(Texte proposé)
◆ ◆ ◆
Gallica rabies
Dimanche soir ou, plus archaïquement, dimanche au soir, j’écoutais au canal Vox un débat entre historiens sur le Québec et les deux guerres mondiales et mon attention a été attirée par l’utilisation qui a été faite de la locution dépendamment de. Je me rappelais que la Banque de dépannage linguistique de l’Office québécois de la langue française avait trouvé un moyen astucieux de condamner cette expression en évitant même d’évoquer qu’elle puisse être un calque de l’anglais ou qu’elle puisse être utilisée plus fréquemment au Québec sous l’influence de l’anglais depending on :
Quant à la locution dépendamment de, qui signifie elle aussi « selon, suivant, en fonction de », elle est répandue au Québec, mais cet usage est considéré comme familier. Il faut également savoir que dans le reste de la francophonie, dépendamment est très rare, à la différence de son contraire indépendamment, et qu'il signifie « de manière dépendante ». (BDL, s.v. dépendant de)
On doit rappeler à l’Office que l’observation la plus élémentaire indique que la locution dépendamment de est plus fréquente dans les salles de classe de nos écoles, collèges et universités que dans les brasseries et les tavernes. L’expression est en fait souvent le propre des personnes qui ont le tic de parler en produisant des guillemets virtuels et aériens par des mouvements rapides et gracieux de leurs deux index, des personnes que l’on voit faire ce geste et que l'on entend utiliser cette locution sur des plateaux de télévision et dans des amphithéâtres d’université. Pas dans des circonstances qui poussent à la familiarité.
◆ ◆ ◆
(Liste)
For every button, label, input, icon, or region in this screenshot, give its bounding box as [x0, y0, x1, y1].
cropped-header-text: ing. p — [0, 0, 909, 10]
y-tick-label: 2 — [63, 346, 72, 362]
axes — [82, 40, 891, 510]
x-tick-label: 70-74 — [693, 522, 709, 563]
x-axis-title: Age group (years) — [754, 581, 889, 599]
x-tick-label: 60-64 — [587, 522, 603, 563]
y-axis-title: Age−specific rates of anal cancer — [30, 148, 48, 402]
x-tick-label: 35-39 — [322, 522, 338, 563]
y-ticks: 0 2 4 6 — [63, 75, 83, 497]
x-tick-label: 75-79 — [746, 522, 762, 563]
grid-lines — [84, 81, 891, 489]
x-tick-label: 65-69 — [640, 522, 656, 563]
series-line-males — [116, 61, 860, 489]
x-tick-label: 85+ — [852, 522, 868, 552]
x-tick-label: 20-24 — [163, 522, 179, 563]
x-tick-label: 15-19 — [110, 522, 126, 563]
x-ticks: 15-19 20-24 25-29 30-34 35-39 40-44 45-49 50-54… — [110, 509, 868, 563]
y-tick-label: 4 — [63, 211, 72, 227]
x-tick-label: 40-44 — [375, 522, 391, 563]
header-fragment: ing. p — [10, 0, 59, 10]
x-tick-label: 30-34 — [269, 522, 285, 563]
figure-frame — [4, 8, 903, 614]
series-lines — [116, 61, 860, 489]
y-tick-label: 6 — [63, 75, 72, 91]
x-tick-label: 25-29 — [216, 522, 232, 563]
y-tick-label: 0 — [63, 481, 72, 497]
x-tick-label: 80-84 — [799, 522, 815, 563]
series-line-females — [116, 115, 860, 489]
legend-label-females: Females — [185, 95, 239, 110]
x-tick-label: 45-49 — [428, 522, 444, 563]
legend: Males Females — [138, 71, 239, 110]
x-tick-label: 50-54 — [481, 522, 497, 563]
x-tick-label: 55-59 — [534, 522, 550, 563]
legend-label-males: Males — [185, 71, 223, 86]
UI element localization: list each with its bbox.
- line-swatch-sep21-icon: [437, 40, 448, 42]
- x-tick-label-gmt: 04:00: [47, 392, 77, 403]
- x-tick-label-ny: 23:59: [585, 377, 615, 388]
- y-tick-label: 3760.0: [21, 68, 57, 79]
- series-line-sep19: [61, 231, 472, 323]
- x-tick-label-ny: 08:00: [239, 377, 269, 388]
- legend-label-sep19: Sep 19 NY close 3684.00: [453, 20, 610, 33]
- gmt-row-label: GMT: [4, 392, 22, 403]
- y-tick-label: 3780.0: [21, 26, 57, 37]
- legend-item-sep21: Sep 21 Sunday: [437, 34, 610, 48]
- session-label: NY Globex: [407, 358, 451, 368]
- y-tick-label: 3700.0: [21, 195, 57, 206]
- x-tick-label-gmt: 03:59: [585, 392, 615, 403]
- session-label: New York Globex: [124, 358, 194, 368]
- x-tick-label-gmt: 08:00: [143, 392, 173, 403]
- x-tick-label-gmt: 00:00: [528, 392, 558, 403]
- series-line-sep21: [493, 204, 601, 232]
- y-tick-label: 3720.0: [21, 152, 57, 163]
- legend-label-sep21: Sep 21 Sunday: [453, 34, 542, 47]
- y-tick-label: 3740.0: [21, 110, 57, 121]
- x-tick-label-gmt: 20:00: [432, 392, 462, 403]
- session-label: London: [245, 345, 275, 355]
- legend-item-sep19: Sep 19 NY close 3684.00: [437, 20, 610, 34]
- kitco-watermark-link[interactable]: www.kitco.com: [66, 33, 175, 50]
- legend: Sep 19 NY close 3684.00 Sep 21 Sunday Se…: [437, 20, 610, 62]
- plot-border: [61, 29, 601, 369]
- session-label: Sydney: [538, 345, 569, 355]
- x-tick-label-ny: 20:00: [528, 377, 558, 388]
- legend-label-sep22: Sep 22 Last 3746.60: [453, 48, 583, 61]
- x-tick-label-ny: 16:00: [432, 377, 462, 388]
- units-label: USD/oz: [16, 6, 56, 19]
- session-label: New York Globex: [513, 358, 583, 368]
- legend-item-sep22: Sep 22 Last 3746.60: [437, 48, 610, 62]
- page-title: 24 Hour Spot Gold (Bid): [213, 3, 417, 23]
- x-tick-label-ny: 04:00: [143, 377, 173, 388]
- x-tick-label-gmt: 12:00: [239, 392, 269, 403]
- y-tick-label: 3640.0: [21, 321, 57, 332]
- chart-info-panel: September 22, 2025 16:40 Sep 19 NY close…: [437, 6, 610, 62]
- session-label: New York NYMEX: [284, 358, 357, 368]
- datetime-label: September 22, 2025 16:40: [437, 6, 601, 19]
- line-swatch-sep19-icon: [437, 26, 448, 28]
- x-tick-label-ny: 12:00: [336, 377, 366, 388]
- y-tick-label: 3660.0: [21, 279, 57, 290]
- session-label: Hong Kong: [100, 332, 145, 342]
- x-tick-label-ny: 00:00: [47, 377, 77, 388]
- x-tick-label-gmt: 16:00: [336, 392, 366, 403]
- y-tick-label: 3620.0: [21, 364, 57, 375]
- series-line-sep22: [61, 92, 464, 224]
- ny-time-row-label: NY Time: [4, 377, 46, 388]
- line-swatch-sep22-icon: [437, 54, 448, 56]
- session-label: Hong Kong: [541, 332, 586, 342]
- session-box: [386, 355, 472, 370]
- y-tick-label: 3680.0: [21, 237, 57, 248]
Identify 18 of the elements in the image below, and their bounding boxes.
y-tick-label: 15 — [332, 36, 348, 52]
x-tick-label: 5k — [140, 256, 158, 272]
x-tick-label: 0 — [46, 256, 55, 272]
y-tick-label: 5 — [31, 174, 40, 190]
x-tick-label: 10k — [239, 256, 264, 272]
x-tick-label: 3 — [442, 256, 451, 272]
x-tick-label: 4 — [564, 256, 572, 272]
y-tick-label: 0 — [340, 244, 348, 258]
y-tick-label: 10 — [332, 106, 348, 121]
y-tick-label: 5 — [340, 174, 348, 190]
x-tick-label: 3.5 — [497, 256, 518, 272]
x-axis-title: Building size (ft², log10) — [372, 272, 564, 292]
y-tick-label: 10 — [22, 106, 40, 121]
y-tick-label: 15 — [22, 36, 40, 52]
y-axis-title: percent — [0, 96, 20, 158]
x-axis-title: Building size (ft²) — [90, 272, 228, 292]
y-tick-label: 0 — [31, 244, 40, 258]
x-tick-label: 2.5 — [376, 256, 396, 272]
◆ ◆ ◆
(Énoncé du problème) Recopiez intégralement le texte sur la locution « dépendamment de », sans y changer un seul mot ni un seul signe.

(Réponse)
Gallica rabies
Dimanche soir ou, plus archaïquement, dimanche au soir, j’écoutais au canal Vox un débat entre historiens sur le Québec et les deux guerres mondiales et mon attention a été attirée par l’utilisation qui a été faite de la locution dépendamment de. Je me rappelais que la Banque de dépannage linguistique de l’Office québécois de la langue française avait trouvé un moyen astucieux de condamner cette expression en évitant même d’évoquer qu’elle puisse être un calque de l’anglais ou qu’elle puisse être utilisée plus fréquemment au Québec sous l’influence de l’anglais depending on :
Quant à la locution dépendamment de, qui signifie elle aussi « selon, suivant, en fonction de », elle est répandue au Québec, mais cet usage est considéré comme familier. Il faut également savoir que dans le reste de la francophonie, dépendamment est très rare, à la différence de son contraire indépendamment, et qu'il signifie « de manière dépendante ». (BDL, s.v. dépendant de)
On doit rappeler à l’Office que l’observation la plus élémentaire indique que la locution dépendamment de est plus fréquente dans les salles de classe de nos écoles, collèges et universités que dans les brasseries et les tavernes. L’expression est en fait souvent le propre des personnes qui ont le tic de parler en produisant des guillemets virtuels et aériens par des mouvements rapides et gracieux de leurs deux index, des personnes que l’on voit faire ce geste et que l'on entend utiliser cette locution sur des plateaux de télévision et dans des amphithéâtres d’université. Pas dans des circonstances qui poussent à la familiarité.